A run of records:
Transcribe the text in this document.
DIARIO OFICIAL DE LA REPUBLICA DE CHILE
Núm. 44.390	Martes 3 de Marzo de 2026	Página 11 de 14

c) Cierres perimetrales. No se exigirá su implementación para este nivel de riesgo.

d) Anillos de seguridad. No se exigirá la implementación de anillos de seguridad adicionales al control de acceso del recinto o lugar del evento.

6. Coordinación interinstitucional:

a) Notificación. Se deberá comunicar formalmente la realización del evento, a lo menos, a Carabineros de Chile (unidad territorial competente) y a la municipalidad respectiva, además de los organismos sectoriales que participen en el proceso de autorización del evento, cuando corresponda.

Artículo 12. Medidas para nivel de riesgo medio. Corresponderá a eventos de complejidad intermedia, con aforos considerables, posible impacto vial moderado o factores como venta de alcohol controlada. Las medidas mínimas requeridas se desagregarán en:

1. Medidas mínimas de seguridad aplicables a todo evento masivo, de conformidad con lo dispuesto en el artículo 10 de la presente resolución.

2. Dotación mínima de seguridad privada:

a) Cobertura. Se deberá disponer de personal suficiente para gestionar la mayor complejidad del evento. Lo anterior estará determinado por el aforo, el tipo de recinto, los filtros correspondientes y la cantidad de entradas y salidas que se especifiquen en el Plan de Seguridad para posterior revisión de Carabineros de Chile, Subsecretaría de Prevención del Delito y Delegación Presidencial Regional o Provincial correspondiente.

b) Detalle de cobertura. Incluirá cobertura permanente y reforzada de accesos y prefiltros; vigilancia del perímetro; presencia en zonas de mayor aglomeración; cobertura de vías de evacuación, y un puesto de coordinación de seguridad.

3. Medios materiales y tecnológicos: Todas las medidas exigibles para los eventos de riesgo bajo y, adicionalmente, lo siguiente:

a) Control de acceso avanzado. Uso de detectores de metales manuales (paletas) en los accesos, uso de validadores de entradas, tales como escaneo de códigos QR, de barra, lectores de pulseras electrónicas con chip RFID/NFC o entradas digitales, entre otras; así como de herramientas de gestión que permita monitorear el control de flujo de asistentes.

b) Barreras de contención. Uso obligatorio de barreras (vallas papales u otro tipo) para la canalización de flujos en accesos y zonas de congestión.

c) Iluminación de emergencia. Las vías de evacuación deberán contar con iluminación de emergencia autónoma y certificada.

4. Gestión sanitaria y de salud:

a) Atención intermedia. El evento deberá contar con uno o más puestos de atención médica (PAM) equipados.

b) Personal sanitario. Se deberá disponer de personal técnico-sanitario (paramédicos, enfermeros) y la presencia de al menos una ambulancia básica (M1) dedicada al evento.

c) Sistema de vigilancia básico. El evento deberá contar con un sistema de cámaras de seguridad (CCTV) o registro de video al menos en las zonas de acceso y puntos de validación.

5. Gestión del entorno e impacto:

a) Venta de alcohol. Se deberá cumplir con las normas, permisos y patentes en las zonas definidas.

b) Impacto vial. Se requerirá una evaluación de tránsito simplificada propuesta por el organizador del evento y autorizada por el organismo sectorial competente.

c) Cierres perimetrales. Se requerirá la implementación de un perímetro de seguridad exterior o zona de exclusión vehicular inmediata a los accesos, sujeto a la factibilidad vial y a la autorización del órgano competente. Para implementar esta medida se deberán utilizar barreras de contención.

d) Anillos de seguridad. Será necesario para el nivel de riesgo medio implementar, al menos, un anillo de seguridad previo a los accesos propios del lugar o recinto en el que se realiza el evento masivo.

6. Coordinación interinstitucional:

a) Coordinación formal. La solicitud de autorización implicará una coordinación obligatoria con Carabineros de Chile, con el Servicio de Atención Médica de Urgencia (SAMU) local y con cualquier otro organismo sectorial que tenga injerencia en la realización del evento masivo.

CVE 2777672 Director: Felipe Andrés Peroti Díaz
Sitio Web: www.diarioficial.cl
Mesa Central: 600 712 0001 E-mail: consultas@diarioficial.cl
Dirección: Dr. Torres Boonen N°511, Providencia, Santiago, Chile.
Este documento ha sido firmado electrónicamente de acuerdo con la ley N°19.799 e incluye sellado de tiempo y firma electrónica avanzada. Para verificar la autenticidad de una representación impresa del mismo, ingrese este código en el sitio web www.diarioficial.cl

● **Job**
Reproduce the whole listing word for word.

● **Answer below**
Transcribe the text in this document.
DIARIO OFICIAL DE LA REPUBLICA DE CHILE
Núm. 44.390	Martes 3 de Marzo de 2026	Página 11 de 14

c) Cierres perimetrales. No se exigirá su implementación para este nivel de riesgo.

d) Anillos de seguridad. No se exigirá la implementación de anillos de seguridad adicionales al control de acceso del recinto o lugar del evento.

6. Coordinación interinstitucional:

a) Notificación. Se deberá comunicar formalmente la realización del evento, a lo menos, a Carabineros de Chile (unidad territorial competente) y a la municipalidad respectiva, además de los organismos sectoriales que participen en el proceso de autorización del evento, cuando corresponda.

Artículo 12. Medidas para nivel de riesgo medio. Corresponderá a eventos de complejidad intermedia, con aforos considerables, posible impacto vial moderado o factores como venta de alcohol controlada. Las medidas mínimas requeridas se desagregarán en:

1. Medidas mínimas de seguridad aplicables a todo evento masivo, de conformidad con lo dispuesto en el artículo 10 de la presente resolución.

2. Dotación mínima de seguridad privada:

a) Cobertura. Se deberá disponer de personal suficiente para gestionar la mayor complejidad del evento. Lo anterior estará determinado por el aforo, el tipo de recinto, los filtros correspondientes y la cantidad de entradas y salidas que se especifiquen en el Plan de Seguridad para posterior revisión de Carabineros de Chile, Subsecretaría de Prevención del Delito y Delegación Presidencial Regional o Provincial correspondiente.

b) Detalle de cobertura. Incluirá cobertura permanente y reforzada de accesos y prefiltros; vigilancia del perímetro; presencia en zonas de mayor aglomeración; cobertura de vías de evacuación, y un puesto de coordinación de seguridad.

3. Medios materiales y tecnológicos: Todas las medidas exigibles para los eventos de riesgo bajo y, adicionalmente, lo siguiente:

a) Control de acceso avanzado. Uso de detectores de metales manuales (paletas) en los accesos, uso de validadores de entradas, tales como escaneo de códigos QR, de barra, lectores de pulseras electrónicas con chip RFID/NFC o entradas digitales, entre otras; así como de herramientas de gestión que permita monitorear el control de flujo de asistentes.

b) Barreras de contención. Uso obligatorio de barreras (vallas papales u otro tipo) para la canalización de flujos en accesos y zonas de congestión.

c) Iluminación de emergencia. Las vías de evacuación deberán contar con iluminación de emergencia autónoma y certificada.

4. Gestión sanitaria y de salud:

a) Atención intermedia. El evento deberá contar con uno o más puestos de atención médica (PAM) equipados.

b) Personal sanitario. Se deberá disponer de personal técnico-sanitario (paramédicos, enfermeros) y la presencia de al menos una ambulancia básica (M1) dedicada al evento.

c) Sistema de vigilancia básico. El evento deberá contar con un sistema de cámaras de seguridad (CCTV) o registro de video al menos en las zonas de acceso y puntos de validación.

5. Gestión del entorno e impacto:

a) Venta de alcohol. Se deberá cumplir con las normas, permisos y patentes en las zonas definidas.

b) Impacto vial. Se requerirá una evaluación de tránsito simplificada propuesta por el organizador del evento y autorizada por el organismo sectorial competente.

c) Cierres perimetrales. Se requerirá la implementación de un perímetro de seguridad exterior o zona de exclusión vehicular inmediata a los accesos, sujeto a la factibilidad vial y a la autorización del órgano competente. Para implementar esta medida se deberán utilizar barreras de contención.

d) Anillos de seguridad. Será necesario para el nivel de riesgo medio implementar, al menos, un anillo de seguridad previo a los accesos propios del lugar o recinto en el que se realiza el evento masivo.

6. Coordinación interinstitucional:

a) Coordinación formal. La solicitud de autorización implicará una coordinación obligatoria con Carabineros de Chile, con el Servicio de Atención Médica de Urgencia (SAMU) local y con cualquier otro organismo sectorial que tenga injerencia en la realización del evento masivo.

CVE 2777672 Director: Felipe Andrés Peroti Díaz
Sitio Web: www.diarioficial.cl
Mesa Central: 600 712 0001 E-mail: consultas@diarioficial.cl
Dirección: Dr. Torres Boonen N°511, Providencia, Santiago, Chile.
Este documento ha sido firmado electrónicamente de acuerdo con la ley N°19.799 e incluye sellado de tiempo y firma electrónica avanzada. Para verificar la autenticidad de una representación impresa del mismo, ingrese este código en el sitio web www.diarioficial.cl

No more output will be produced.